■ WHAT THE TASK ASKS ■
Extract all lines from the data beneath that include the word "something".

■ EXERCISE INPUT ■
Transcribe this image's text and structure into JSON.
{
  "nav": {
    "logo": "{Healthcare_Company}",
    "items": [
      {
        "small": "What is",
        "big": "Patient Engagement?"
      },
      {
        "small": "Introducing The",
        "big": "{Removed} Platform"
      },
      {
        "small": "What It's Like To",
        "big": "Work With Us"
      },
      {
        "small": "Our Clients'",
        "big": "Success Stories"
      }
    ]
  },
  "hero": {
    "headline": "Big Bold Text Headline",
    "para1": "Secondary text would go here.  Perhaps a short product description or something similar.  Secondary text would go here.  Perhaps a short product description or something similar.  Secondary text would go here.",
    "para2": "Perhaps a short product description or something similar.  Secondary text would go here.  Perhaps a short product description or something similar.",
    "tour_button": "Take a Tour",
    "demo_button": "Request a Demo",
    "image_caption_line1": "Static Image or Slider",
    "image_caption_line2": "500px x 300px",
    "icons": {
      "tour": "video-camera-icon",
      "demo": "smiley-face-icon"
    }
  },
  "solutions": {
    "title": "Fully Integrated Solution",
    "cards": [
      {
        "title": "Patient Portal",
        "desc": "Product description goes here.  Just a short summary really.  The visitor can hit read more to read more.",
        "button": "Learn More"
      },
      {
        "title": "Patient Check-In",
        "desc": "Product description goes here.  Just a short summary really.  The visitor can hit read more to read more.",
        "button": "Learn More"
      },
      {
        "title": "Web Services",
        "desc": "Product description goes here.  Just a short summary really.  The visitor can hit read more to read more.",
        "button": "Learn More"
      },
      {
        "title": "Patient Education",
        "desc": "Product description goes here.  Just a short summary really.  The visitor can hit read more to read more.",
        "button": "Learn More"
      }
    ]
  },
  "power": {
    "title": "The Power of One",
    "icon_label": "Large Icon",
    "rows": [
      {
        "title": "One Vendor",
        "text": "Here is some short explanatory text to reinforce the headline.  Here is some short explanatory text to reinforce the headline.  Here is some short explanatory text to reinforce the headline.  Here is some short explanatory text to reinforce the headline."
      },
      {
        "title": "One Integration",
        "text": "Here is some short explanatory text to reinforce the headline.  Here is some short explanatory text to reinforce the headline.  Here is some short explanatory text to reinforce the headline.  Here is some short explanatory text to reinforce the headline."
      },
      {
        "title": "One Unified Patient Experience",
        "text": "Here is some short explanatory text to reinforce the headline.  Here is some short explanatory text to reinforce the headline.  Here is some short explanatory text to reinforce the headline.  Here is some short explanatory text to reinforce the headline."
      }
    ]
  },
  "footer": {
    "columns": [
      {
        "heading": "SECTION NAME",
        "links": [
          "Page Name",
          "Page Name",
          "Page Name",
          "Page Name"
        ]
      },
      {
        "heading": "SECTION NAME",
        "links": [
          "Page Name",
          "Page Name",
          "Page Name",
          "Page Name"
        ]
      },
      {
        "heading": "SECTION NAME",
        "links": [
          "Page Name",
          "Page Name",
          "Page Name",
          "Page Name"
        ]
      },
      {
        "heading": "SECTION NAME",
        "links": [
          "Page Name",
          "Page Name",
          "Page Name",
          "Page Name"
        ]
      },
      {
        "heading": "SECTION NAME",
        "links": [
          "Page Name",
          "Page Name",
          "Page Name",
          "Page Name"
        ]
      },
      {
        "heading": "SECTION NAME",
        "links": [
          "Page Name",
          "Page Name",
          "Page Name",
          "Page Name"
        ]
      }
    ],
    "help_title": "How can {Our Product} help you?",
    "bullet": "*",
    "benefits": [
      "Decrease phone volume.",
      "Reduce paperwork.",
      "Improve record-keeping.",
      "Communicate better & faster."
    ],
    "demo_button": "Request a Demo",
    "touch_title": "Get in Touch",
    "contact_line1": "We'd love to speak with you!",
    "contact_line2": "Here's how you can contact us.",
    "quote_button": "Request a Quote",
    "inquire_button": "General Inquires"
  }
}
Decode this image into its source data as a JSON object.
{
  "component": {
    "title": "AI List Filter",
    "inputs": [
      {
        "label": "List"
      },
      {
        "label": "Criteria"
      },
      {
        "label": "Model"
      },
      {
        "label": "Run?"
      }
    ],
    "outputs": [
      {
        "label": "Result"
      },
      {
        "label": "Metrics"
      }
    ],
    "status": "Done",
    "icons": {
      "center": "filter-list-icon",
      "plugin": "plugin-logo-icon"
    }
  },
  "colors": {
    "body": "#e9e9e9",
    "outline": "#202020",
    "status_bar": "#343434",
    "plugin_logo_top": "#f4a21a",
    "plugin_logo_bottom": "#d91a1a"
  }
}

* * *

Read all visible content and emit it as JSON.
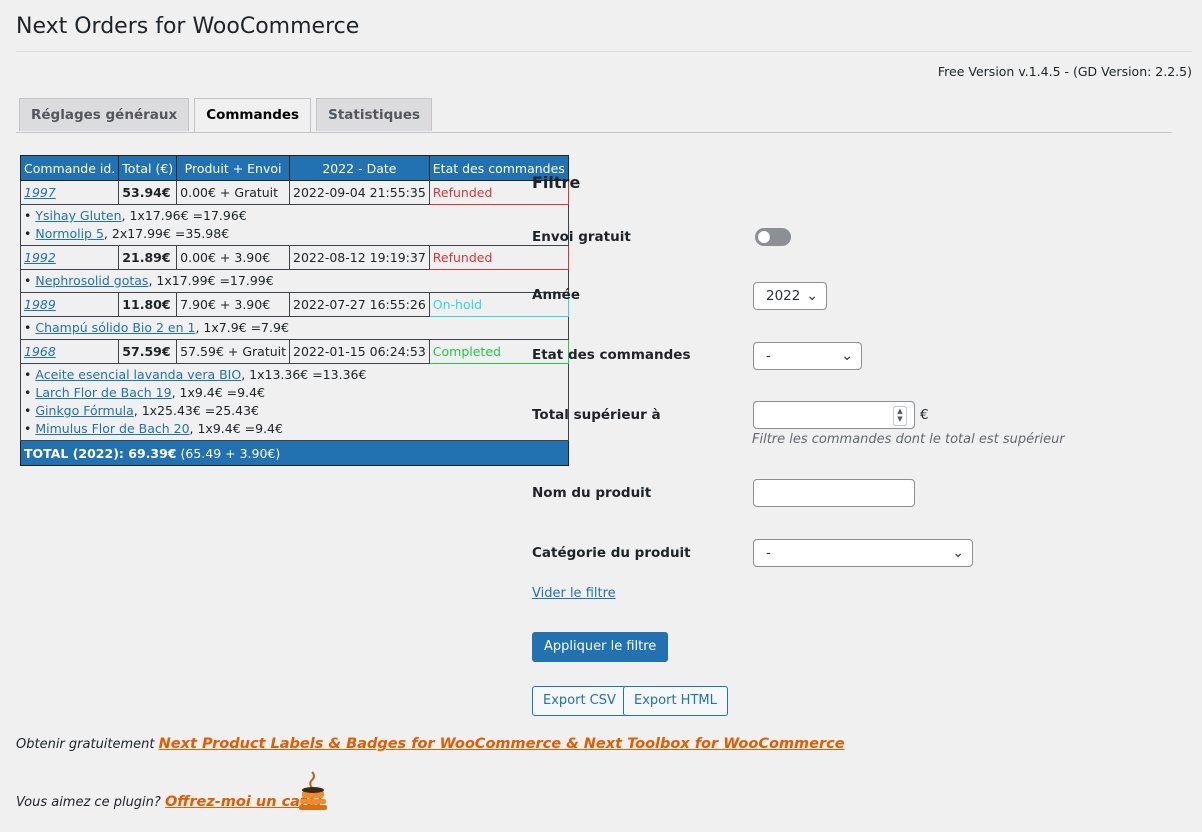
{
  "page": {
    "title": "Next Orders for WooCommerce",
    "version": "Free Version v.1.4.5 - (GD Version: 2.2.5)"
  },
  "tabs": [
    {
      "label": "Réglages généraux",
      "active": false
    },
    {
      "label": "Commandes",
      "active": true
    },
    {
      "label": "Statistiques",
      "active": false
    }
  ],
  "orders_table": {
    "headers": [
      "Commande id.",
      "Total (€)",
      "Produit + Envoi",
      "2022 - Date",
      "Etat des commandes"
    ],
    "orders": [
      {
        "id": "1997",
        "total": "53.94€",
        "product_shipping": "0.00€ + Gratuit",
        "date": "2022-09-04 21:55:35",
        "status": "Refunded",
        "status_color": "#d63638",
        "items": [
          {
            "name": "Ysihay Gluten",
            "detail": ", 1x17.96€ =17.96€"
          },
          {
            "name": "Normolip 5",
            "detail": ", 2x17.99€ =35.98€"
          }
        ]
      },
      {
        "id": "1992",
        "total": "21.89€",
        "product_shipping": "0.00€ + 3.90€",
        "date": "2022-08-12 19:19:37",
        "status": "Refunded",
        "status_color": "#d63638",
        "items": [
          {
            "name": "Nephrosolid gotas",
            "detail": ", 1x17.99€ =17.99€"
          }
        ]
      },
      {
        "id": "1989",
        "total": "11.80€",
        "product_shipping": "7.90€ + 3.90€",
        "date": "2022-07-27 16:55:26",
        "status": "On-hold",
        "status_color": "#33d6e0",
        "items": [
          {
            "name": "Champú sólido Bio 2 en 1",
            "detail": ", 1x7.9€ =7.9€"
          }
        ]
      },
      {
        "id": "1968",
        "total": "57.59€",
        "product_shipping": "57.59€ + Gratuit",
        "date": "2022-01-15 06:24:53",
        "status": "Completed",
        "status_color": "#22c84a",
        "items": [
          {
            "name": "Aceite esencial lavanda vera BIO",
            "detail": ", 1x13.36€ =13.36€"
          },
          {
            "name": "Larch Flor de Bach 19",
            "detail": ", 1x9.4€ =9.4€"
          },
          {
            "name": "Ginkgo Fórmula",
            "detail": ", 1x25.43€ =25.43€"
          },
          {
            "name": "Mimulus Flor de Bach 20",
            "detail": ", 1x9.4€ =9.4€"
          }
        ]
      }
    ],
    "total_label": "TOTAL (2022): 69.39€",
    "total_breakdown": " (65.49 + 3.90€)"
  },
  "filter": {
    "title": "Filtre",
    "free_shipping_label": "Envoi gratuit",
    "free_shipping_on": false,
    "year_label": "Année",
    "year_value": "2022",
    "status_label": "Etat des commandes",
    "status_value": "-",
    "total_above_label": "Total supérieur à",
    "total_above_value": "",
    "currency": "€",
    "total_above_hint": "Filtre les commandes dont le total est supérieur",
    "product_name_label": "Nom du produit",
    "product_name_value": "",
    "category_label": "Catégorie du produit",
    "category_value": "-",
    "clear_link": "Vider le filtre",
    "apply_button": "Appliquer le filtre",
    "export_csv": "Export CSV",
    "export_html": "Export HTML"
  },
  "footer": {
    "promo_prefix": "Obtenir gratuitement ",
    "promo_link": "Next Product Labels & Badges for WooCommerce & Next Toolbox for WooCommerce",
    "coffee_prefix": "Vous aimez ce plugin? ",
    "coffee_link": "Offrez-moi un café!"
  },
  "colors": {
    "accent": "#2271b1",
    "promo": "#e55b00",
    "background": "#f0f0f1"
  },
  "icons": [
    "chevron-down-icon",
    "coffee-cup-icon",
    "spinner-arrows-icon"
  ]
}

■ SOLUTION FOR THIS EXERCISE ■
    "para1": "Secondary text would go here.  Perhaps a short product description or something similar.  Secondary text would go here.  Perhaps a short product description or something similar.  Secondary text would go here.",
    "para2": "Perhaps a short product description or something similar.  Secondary text would go here.  Perhaps a short product description or something similar.",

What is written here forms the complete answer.